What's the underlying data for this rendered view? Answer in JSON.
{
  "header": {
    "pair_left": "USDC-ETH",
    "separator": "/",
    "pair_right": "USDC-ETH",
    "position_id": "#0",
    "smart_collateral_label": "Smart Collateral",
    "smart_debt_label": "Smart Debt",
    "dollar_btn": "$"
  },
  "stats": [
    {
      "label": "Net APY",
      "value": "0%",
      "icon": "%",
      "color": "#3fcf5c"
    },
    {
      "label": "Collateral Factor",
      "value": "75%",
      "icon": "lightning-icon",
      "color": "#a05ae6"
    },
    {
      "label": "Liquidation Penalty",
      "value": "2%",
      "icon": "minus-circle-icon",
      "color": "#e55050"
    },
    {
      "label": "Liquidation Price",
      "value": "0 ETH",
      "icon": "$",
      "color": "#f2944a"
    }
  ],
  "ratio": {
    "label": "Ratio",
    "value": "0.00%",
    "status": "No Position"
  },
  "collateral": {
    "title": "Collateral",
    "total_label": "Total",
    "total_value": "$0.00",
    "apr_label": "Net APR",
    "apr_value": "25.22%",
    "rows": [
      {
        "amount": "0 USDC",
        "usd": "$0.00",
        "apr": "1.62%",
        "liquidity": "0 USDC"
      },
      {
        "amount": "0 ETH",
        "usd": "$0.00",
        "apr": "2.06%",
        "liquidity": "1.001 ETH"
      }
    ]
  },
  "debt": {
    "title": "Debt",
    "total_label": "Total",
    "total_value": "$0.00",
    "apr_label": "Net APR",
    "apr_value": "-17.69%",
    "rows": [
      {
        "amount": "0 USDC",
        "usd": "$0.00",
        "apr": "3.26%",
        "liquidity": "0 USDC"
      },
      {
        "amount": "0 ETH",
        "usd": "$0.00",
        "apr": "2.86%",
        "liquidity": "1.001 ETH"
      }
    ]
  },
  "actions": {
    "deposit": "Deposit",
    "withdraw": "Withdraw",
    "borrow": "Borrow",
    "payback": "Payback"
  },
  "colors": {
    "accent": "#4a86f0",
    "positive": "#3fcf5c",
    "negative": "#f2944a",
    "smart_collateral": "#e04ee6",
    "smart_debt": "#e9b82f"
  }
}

####################

### GOAL
All the entries above need to be reproduced exactly.

### OUTPUT FOR THIS EXERCISE
What's the underlying data for this rendered view? Answer in JSON.
{
  "header": {
    "pair_left": "USDC-ETH",
    "separator": "/",
    "pair_right": "USDC-ETH",
    "position_id": "#0",
    "smart_collateral_label": "Smart Collateral",
    "smart_debt_label": "Smart Debt",
    "dollar_btn": "$"
  },
  "stats": [
    {
      "label": "Net APY",
      "value": "0%",
      "icon": "%",
      "color": "#3fcf5c"
    },
    {
      "label": "Collateral Factor",
      "value": "75%",
      "icon": "lightning-icon",
      "color": "#a05ae6"
    },
    {
      "label": "Liquidation Penalty",
      "value": "2%",
      "icon": "minus-circle-icon",
      "color": "#e55050"
    },
    {
      "label": "Liquidation Price",
      "value": "0 ETH",
      "icon": "$",
      "color": "#f2944a"
    }
  ],
  "ratio": {
    "label": "Ratio",
    "value": "0.00%",
    "status": "No Position"
  },
  "collateral": {
    "title": "Collateral",
    "total_label": "Total",
    "total_value": "$0.00",
    "apr_label": "Net APR",
    "apr_value": "25.22%",
    "rows": [
      {
        "amount": "0 USDC",
        "usd": "$0.00",
        "apr": "1.62%",
        "liquidity": "0 USDC"
      },
      {
        "amount": "0 ETH",
        "usd": "$0.00",
        "apr": "2.06%",
        "liquidity": "1.001 ETH"
      }
    ]
  },
  "debt": {
    "title": "Debt",
    "total_label": "Total",
    "total_value": "$0.00",
    "apr_label": "Net APR",
    "apr_value": "-17.69%",
    "rows": [
      {
        "amount": "0 USDC",
        "usd": "$0.00",
        "apr": "3.26%",
        "liquidity": "0 USDC"
      },
      {
        "amount": "0 ETH",
        "usd": "$0.00",
        "apr": "2.86%",
        "liquidity": "1.001 ETH"
      }
    ]
  },
  "actions": {
    "deposit": "Deposit",
    "withdraw": "Withdraw",
    "borrow": "Borrow",
    "payback": "Payback"
  },
  "colors": {
    "accent": "#4a86f0",
    "positive": "#3fcf5c",
    "negative": "#f2944a",
    "smart_collateral": "#e04ee6",
    "smart_debt": "#e9b82f"
  }
}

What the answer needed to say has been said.